> Given entries
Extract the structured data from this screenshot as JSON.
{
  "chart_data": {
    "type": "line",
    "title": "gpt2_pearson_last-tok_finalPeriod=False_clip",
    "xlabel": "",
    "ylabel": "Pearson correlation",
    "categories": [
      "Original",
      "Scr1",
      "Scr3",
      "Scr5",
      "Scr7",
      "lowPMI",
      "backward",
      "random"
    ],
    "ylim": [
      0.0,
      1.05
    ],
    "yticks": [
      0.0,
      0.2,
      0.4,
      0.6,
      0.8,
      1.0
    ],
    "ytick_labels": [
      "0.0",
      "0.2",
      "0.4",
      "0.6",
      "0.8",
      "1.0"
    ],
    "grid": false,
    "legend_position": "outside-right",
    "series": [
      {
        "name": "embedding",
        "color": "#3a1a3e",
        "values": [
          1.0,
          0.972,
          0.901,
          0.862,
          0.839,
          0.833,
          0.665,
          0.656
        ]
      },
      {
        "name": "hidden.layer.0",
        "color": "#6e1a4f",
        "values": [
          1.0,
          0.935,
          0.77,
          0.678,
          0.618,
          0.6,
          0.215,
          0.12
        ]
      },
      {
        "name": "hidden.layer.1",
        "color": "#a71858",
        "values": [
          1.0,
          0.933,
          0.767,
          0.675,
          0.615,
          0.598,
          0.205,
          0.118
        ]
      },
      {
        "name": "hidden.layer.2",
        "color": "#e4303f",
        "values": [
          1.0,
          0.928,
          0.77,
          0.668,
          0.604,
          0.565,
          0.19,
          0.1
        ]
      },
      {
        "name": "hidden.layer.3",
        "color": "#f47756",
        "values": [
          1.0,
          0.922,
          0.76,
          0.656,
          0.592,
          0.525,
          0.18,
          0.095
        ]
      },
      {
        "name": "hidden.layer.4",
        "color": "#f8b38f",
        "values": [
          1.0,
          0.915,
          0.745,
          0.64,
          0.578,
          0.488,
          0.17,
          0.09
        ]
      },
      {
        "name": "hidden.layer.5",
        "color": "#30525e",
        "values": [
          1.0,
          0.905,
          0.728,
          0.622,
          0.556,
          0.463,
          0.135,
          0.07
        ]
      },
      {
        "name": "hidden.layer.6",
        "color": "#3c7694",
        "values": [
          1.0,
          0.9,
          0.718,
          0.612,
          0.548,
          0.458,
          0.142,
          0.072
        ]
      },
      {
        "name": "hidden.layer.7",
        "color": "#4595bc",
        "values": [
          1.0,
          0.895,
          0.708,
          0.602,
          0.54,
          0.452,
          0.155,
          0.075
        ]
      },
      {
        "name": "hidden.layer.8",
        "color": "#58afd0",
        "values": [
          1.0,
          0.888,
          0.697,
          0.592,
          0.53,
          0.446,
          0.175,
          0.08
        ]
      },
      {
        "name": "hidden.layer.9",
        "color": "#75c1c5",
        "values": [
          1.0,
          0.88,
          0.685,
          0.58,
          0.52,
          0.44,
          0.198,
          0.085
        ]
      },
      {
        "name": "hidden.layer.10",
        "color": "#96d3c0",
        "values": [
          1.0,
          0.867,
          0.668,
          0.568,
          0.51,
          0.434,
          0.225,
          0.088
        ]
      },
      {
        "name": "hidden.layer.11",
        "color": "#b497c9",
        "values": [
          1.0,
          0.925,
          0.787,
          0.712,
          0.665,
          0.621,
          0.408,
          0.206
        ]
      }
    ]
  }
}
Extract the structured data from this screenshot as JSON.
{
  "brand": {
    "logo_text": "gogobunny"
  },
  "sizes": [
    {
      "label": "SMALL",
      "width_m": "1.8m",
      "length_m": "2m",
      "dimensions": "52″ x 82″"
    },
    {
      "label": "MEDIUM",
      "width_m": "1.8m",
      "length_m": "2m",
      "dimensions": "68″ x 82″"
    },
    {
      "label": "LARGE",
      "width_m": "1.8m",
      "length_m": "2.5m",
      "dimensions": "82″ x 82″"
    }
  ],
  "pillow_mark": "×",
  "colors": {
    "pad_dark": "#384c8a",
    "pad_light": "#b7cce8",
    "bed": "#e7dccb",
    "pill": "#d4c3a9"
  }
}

> Task statement
Retype the entries exactly, including every line.

> Result for this task
Extract the structured data from this screenshot as JSON.
{
  "chart_data": {
    "type": "line",
    "title": "gpt2_pearson_last-tok_finalPeriod=False_clip",
    "xlabel": "",
    "ylabel": "Pearson correlation",
    "categories": [
      "Original",
      "Scr1",
      "Scr3",
      "Scr5",
      "Scr7",
      "lowPMI",
      "backward",
      "random"
    ],
    "ylim": [
      0.0,
      1.05
    ],
    "yticks": [
      0.0,
      0.2,
      0.4,
      0.6,
      0.8,
      1.0
    ],
    "ytick_labels": [
      "0.0",
      "0.2",
      "0.4",
      "0.6",
      "0.8",
      "1.0"
    ],
    "grid": false,
    "legend_position": "outside-right",
    "series": [
      {
        "name": "embedding",
        "color": "#3a1a3e",
        "values": [
          1.0,
          0.972,
          0.901,
          0.862,
          0.839,
          0.833,
          0.665,
          0.656
        ]
      },
      {
        "name": "hidden.layer.0",
        "color": "#6e1a4f",
        "values": [
          1.0,
          0.935,
          0.77,
          0.678,
          0.618,
          0.6,
          0.215,
          0.12
        ]
      },
      {
        "name": "hidden.layer.1",
        "color": "#a71858",
        "values": [
          1.0,
          0.933,
          0.767,
          0.675,
          0.615,
          0.598,
          0.205,
          0.118
        ]
      },
      {
        "name": "hidden.layer.2",
        "color": "#e4303f",
        "values": [
          1.0,
          0.928,
          0.77,
          0.668,
          0.604,
          0.565,
          0.19,
          0.1
        ]
      },
      {
        "name": "hidden.layer.3",
        "color": "#f47756",
        "values": [
          1.0,
          0.922,
          0.76,
          0.656,
          0.592,
          0.525,
          0.18,
          0.095
        ]
      },
      {
        "name": "hidden.layer.4",
        "color": "#f8b38f",
        "values": [
          1.0,
          0.915,
          0.745,
          0.64,
          0.578,
          0.488,
          0.17,
          0.09
        ]
      },
      {
        "name": "hidden.layer.5",
        "color": "#30525e",
        "values": [
          1.0,
          0.905,
          0.728,
          0.622,
          0.556,
          0.463,
          0.135,
          0.07
        ]
      },
      {
        "name": "hidden.layer.6",
        "color": "#3c7694",
        "values": [
          1.0,
          0.9,
          0.718,
          0.612,
          0.548,
          0.458,
          0.142,
          0.072
        ]
      },
      {
        "name": "hidden.layer.7",
        "color": "#4595bc",
        "values": [
          1.0,
          0.895,
          0.708,
          0.602,
          0.54,
          0.452,
          0.155,
          0.075
        ]
      },
      {
        "name": "hidden.layer.8",
        "color": "#58afd0",
        "values": [
          1.0,
          0.888,
          0.697,
          0.592,
          0.53,
          0.446,
          0.175,
          0.08
        ]
      },
      {
        "name": "hidden.layer.9",
        "color": "#75c1c5",
        "values": [
          1.0,
          0.88,
          0.685,
          0.58,
          0.52,
          0.44,
          0.198,
          0.085
        ]
      },
      {
        "name": "hidden.layer.10",
        "color": "#96d3c0",
        "values": [
          1.0,
          0.867,
          0.668,
          0.568,
          0.51,
          0.434,
          0.225,
          0.088
        ]
      },
      {
        "name": "hidden.layer.11",
        "color": "#b497c9",
        "values": [
          1.0,
          0.925,
          0.787,
          0.712,
          0.665,
          0.621,
          0.408,
          0.206
        ]
      }
    ]
  }
}
Extract the structured data from this screenshot as JSON.
{
  "brand": {
    "logo_text": "gogobunny"
  },
  "sizes": [
    {
      "label": "SMALL",
      "width_m": "1.8m",
      "length_m": "2m",
      "dimensions": "52″ x 82″"
    },
    {
      "label": "MEDIUM",
      "width_m": "1.8m",
      "length_m": "2m",
      "dimensions": "68″ x 82″"
    },
    {
      "label": "LARGE",
      "width_m": "1.8m",
      "length_m": "2.5m",
      "dimensions": "82″ x 82″"
    }
  ],
  "pillow_mark": "×",
  "colors": {
    "pad_dark": "#384c8a",
    "pad_light": "#b7cce8",
    "bed": "#e7dccb",
    "pill": "#d4c3a9"
  }
}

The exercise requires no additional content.